── Recorded data

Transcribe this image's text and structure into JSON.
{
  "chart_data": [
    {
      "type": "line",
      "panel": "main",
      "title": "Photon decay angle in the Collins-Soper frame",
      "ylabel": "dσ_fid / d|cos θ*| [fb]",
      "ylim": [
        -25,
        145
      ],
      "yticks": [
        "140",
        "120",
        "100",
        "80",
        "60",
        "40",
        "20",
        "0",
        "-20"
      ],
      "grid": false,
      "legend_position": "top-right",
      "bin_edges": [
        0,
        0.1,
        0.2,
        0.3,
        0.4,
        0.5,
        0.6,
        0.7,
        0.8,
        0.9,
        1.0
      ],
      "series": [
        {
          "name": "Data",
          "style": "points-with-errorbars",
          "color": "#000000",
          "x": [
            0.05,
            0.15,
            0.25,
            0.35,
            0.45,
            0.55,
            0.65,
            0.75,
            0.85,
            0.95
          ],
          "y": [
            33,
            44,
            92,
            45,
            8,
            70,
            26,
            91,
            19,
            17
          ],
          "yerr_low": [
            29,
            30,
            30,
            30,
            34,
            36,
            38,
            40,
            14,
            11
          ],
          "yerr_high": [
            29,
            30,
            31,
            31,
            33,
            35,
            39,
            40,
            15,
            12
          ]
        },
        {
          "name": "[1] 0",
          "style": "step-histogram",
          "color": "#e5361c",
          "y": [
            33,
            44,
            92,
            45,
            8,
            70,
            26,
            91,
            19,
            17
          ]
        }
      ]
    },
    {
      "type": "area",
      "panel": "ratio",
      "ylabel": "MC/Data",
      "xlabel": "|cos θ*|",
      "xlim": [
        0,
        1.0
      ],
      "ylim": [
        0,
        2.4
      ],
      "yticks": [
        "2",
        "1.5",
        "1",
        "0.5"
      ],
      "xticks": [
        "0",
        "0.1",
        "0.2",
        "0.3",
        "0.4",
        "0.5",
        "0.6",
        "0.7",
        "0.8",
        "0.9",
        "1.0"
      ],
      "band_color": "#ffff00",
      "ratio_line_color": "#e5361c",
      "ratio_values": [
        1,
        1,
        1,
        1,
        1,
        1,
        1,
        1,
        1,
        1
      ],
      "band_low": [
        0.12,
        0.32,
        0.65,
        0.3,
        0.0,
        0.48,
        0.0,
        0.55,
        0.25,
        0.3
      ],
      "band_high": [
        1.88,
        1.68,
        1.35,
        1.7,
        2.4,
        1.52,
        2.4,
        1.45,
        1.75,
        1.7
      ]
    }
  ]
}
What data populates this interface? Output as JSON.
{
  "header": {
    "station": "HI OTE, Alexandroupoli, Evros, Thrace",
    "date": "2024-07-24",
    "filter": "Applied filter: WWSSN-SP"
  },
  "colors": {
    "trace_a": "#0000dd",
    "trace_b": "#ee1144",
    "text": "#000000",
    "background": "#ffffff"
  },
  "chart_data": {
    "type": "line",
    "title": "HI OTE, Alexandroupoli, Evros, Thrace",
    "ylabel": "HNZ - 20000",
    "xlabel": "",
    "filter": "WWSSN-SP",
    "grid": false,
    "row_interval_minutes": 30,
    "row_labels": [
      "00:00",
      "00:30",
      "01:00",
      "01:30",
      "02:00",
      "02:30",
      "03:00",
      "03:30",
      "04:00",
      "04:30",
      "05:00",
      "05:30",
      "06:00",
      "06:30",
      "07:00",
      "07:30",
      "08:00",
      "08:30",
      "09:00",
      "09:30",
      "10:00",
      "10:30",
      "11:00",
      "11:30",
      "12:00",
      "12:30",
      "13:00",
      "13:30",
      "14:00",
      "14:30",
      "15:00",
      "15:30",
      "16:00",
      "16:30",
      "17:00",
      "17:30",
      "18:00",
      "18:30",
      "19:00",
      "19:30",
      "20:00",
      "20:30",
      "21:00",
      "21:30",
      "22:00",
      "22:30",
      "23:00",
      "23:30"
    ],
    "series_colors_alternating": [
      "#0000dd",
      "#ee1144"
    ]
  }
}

────

▶ _Instructions to follow_
All of the material must be reproduced exactly.

▶ _Exercise output_
Transcribe this image's text and structure into JSON.
{
  "chart_data": [
    {
      "type": "line",
      "panel": "main",
      "title": "Photon decay angle in the Collins-Soper frame",
      "ylabel": "dσ_fid / d|cos θ*| [fb]",
      "ylim": [
        -25,
        145
      ],
      "yticks": [
        "140",
        "120",
        "100",
        "80",
        "60",
        "40",
        "20",
        "0",
        "-20"
      ],
      "grid": false,
      "legend_position": "top-right",
      "bin_edges": [
        0,
        0.1,
        0.2,
        0.3,
        0.4,
        0.5,
        0.6,
        0.7,
        0.8,
        0.9,
        1.0
      ],
      "series": [
        {
          "name": "Data",
          "style": "points-with-errorbars",
          "color": "#000000",
          "x": [
            0.05,
            0.15,
            0.25,
            0.35,
            0.45,
            0.55,
            0.65,
            0.75,
            0.85,
            0.95
          ],
          "y": [
            33,
            44,
            92,
            45,
            8,
            70,
            26,
            91,
            19,
            17
          ],
          "yerr_low": [
            29,
            30,
            30,
            30,
            34,
            36,
            38,
            40,
            14,
            11
          ],
          "yerr_high": [
            29,
            30,
            31,
            31,
            33,
            35,
            39,
            40,
            15,
            12
          ]
        },
        {
          "name": "[1] 0",
          "style": "step-histogram",
          "color": "#e5361c",
          "y": [
            33,
            44,
            92,
            45,
            8,
            70,
            26,
            91,
            19,
            17
          ]
        }
      ]
    },
    {
      "type": "area",
      "panel": "ratio",
      "ylabel": "MC/Data",
      "xlabel": "|cos θ*|",
      "xlim": [
        0,
        1.0
      ],
      "ylim": [
        0,
        2.4
      ],
      "yticks": [
        "2",
        "1.5",
        "1",
        "0.5"
      ],
      "xticks": [
        "0",
        "0.1",
        "0.2",
        "0.3",
        "0.4",
        "0.5",
        "0.6",
        "0.7",
        "0.8",
        "0.9",
        "1.0"
      ],
      "band_color": "#ffff00",
      "ratio_line_color": "#e5361c",
      "ratio_values": [
        1,
        1,
        1,
        1,
        1,
        1,
        1,
        1,
        1,
        1
      ],
      "band_low": [
        0.12,
        0.32,
        0.65,
        0.3,
        0.0,
        0.48,
        0.0,
        0.55,
        0.25,
        0.3
      ],
      "band_high": [
        1.88,
        1.68,
        1.35,
        1.7,
        2.4,
        1.52,
        2.4,
        1.45,
        1.75,
        1.7
      ]
    }
  ]
}
What data populates this interface? Output as JSON.
{
  "header": {
    "station": "HI OTE, Alexandroupoli, Evros, Thrace",
    "date": "2024-07-24",
    "filter": "Applied filter: WWSSN-SP"
  },
  "colors": {
    "trace_a": "#0000dd",
    "trace_b": "#ee1144",
    "text": "#000000",
    "background": "#ffffff"
  },
  "chart_data": {
    "type": "line",
    "title": "HI OTE, Alexandroupoli, Evros, Thrace",
    "ylabel": "HNZ - 20000",
    "xlabel": "",
    "filter": "WWSSN-SP",
    "grid": false,
    "row_interval_minutes": 30,
    "row_labels": [
      "00:00",
      "00:30",
      "01:00",
      "01:30",
      "02:00",
      "02:30",
      "03:00",
      "03:30",
      "04:00",
      "04:30",
      "05:00",
      "05:30",
      "06:00",
      "06:30",
      "07:00",
      "07:30",
      "08:00",
      "08:30",
      "09:00",
      "09:30",
      "10:00",
      "10:30",
      "11:00",
      "11:30",
      "12:00",
      "12:30",
      "13:00",
      "13:30",
      "14:00",
      "14:30",
      "15:00",
      "15:30",
      "16:00",
      "16:30",
      "17:00",
      "17:30",
      "18:00",
      "18:30",
      "19:00",
      "19:30",
      "20:00",
      "20:30",
      "21:00",
      "21:30",
      "22:00",
      "22:30",
      "23:00",
      "23:30"
    ],
    "series_colors_alternating": [
      "#0000dd",
      "#ee1144"
    ]
  }
}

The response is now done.